STATED GOAL: Find the lines with the string "BANGKOK" and return them.

DATA IN THIS EXERCISE:
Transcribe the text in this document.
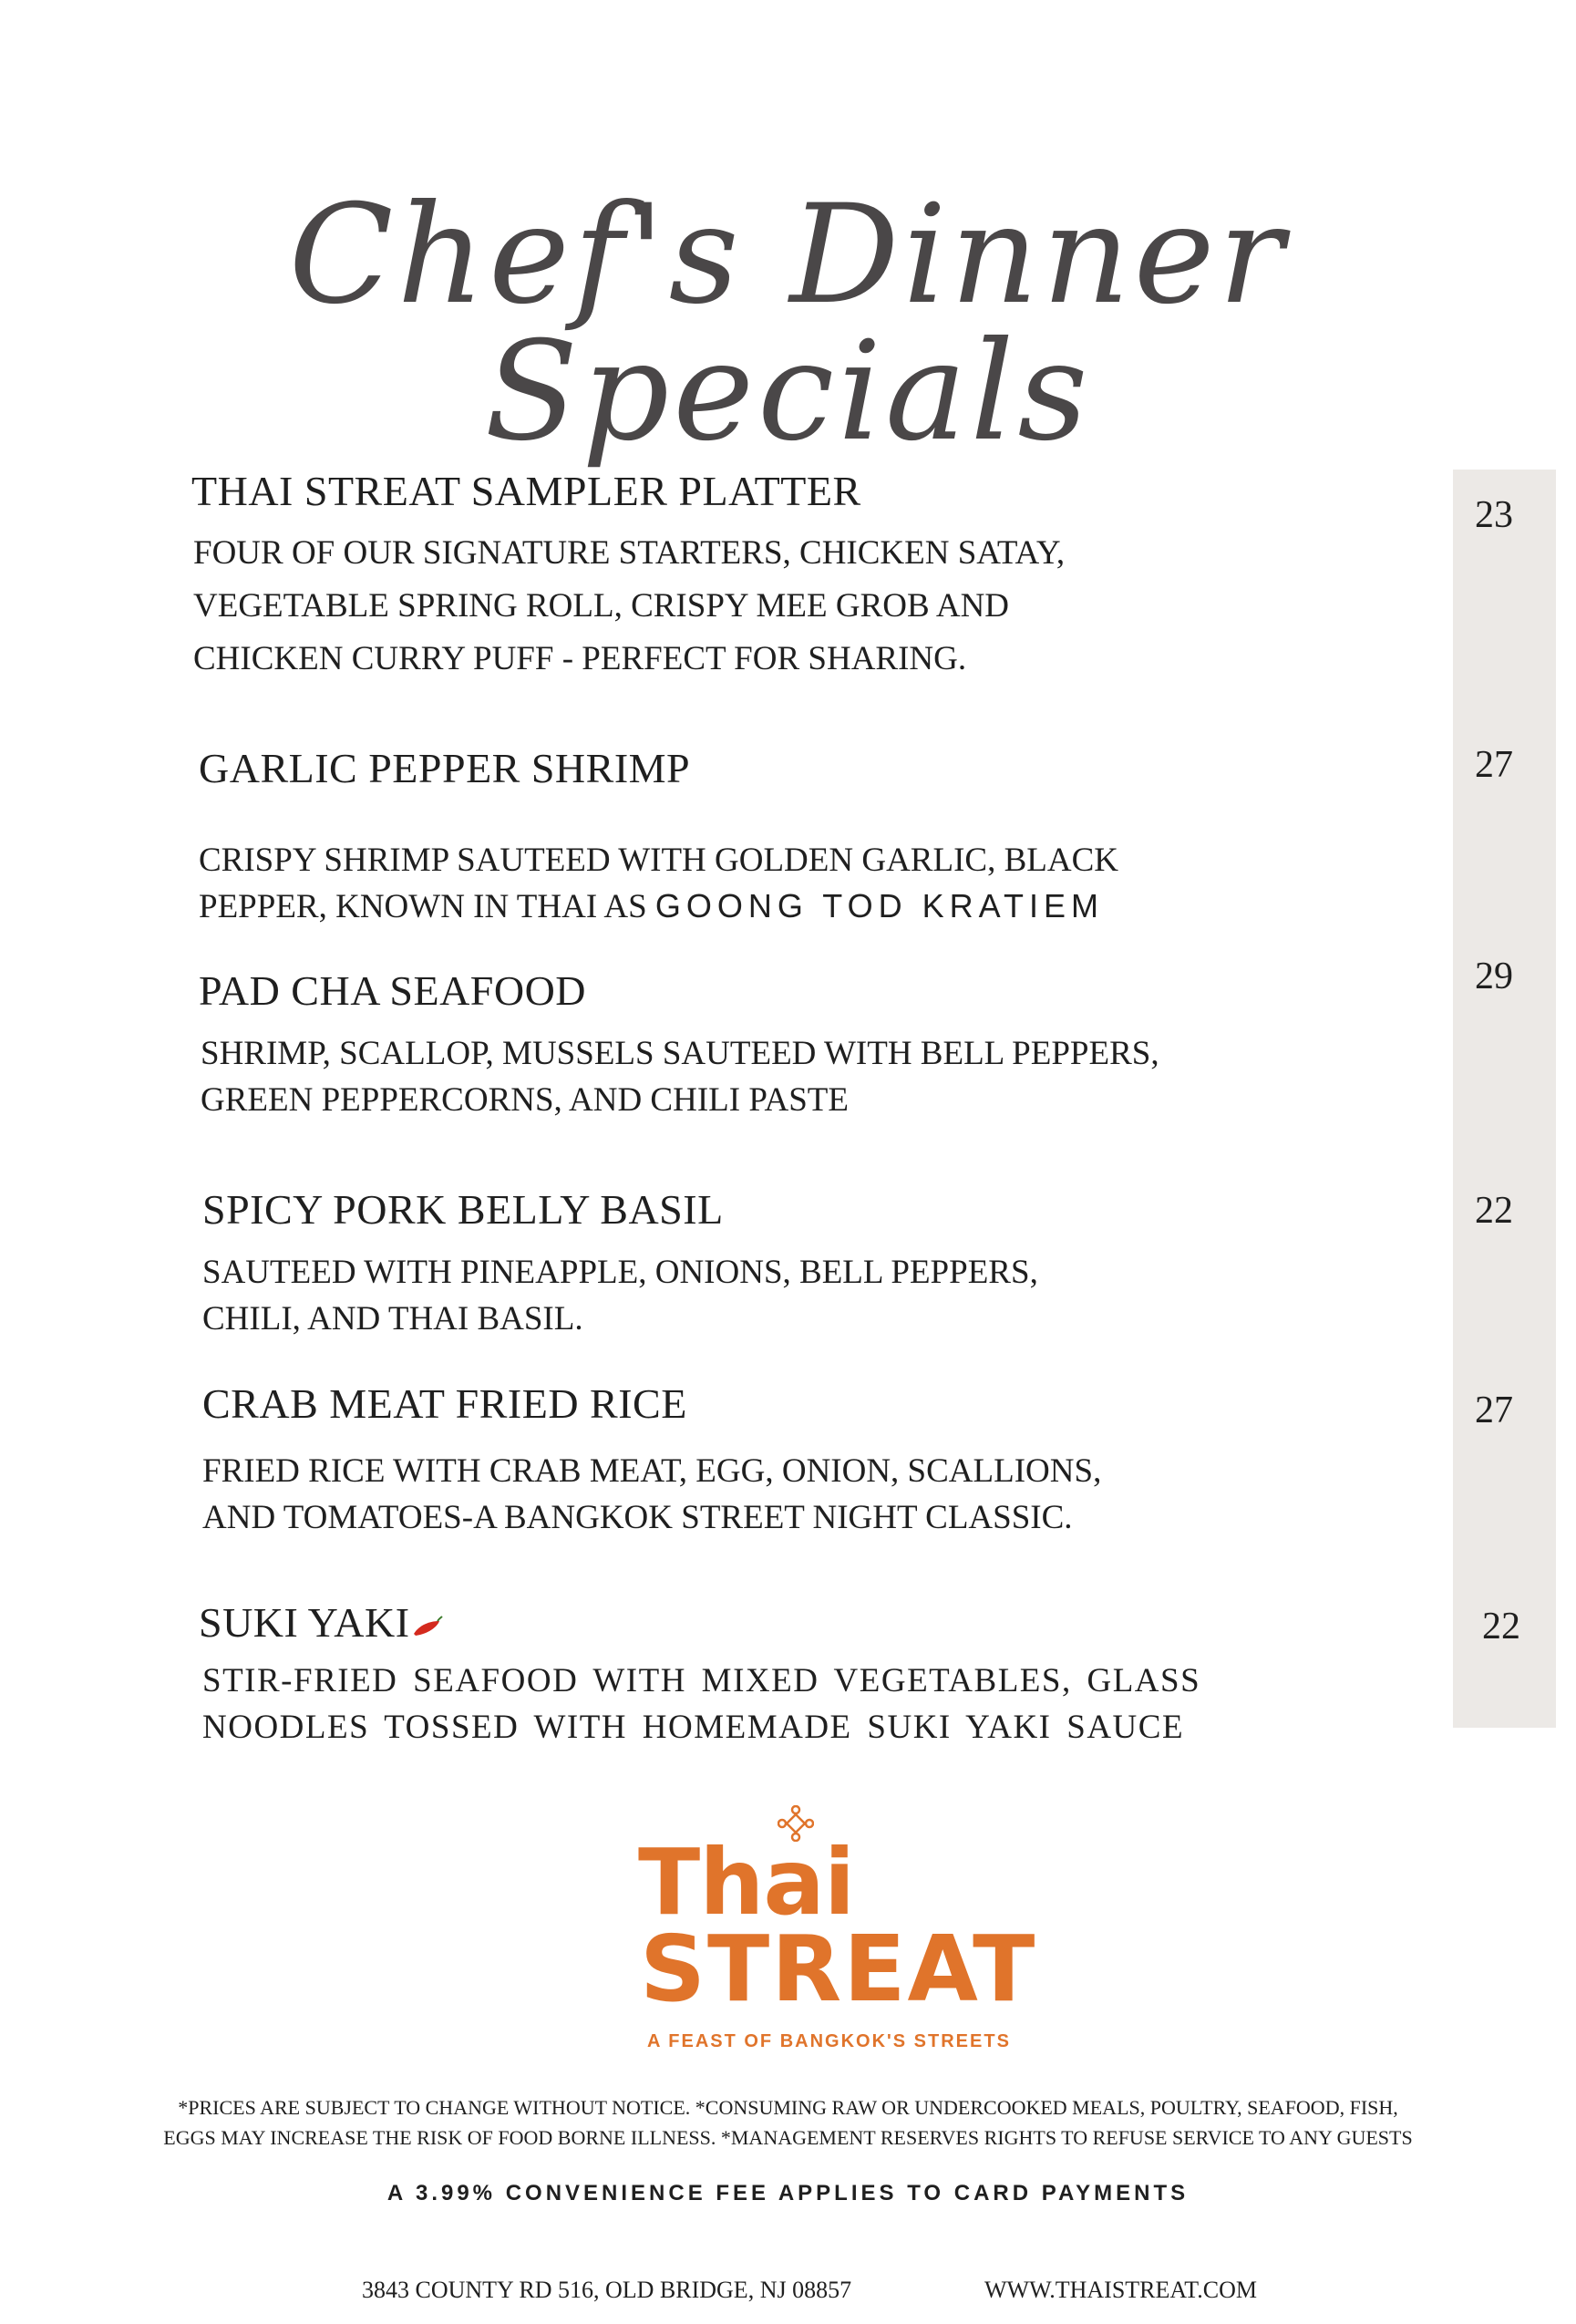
Chef's Dinner Specials
THAI STREAT SAMPLER PLATTER
FOUR OF OUR SIGNATURE STARTERS, CHICKEN SATAY,
VEGETABLE SPRING ROLL, CRISPY MEE GROB AND
CHICKEN CURRY PUFF - PERFECT FOR SHARING.
23
GARLIC PEPPER SHRIMP
CRISPY SHRIMP SAUTEED WITH GOLDEN GARLIC, BLACK
PEPPER, KNOWN IN THAI AS GOONG TOD KRATIEM
27
PAD CHA SEAFOOD
SHRIMP, SCALLOP, MUSSELS SAUTEED WITH BELL PEPPERS,
GREEN PEPPERCORNS, AND CHILI PASTE
29
SPICY PORK BELLY BASIL
SAUTEED WITH PINEAPPLE, ONIONS, BELL PEPPERS,
CHILI, AND THAI BASIL.
22
CRAB MEAT FRIED RICE
FRIED RICE WITH CRAB MEAT, EGG, ONION, SCALLIONS,
AND TOMATOES-A BANGKOK STREET NIGHT CLASSIC.
27
SUKI YAKI
STIR-FRIED SEAFOOD WITH MIXED VEGETABLES, GLASS
NOODLES TOSSED WITH HOMEMADE SUKI YAKI SAUCE
22
Thai
STREAT
A FEAST OF BANGKOK'S STREETS
*PRICES ARE SUBJECT TO CHANGE WITHOUT NOTICE. *CONSUMING RAW OR UNDERCOOKED MEALS, POULTRY, SEAFOOD, FISH,
EGGS MAY INCREASE THE RISK OF FOOD BORNE ILLNESS. *MANAGEMENT RESERVES RIGHTS TO REFUSE SERVICE TO ANY GUESTS
A 3.99% CONVENIENCE FEE APPLIES TO CARD PAYMENTS
3843 COUNTY RD 516, OLD BRIDGE, NJ 08857	WWW.THAISTREAT.COM
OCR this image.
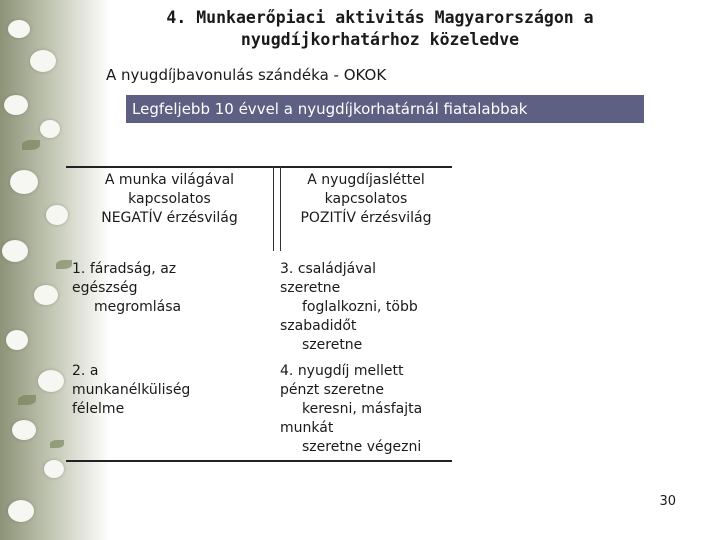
4. Munkaerőpiaci aktivitás Magyarországon a
nyugdíjkorhatárhoz közeledve
A nyugdíjbavonulás szándéka - OKOK
Legfeljebb 10 évvel a nyugdíjkorhatárnál fiatalabbak
A munka világával
kapcsolatos
NEGATÍV érzésvilág
A nyugdíjasléttel
kapcsolatos
POZITÍV érzésvilág
1. fáradság, az
egészség
megromlása
2. a
munkanélküliség
félelme
3. családjával
szeretne
foglalkozni, több
szabadidőt
szeretne
4. nyugdíj mellett
pénzt szeretne
keresni, másfajta
munkát
szeretne végezni
30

COMPLETE OUTPUT:
AND TOMATOES-A BANGKOK STREET NIGHT CLASSIC.
A FEAST OF BANGKOK'S STREETS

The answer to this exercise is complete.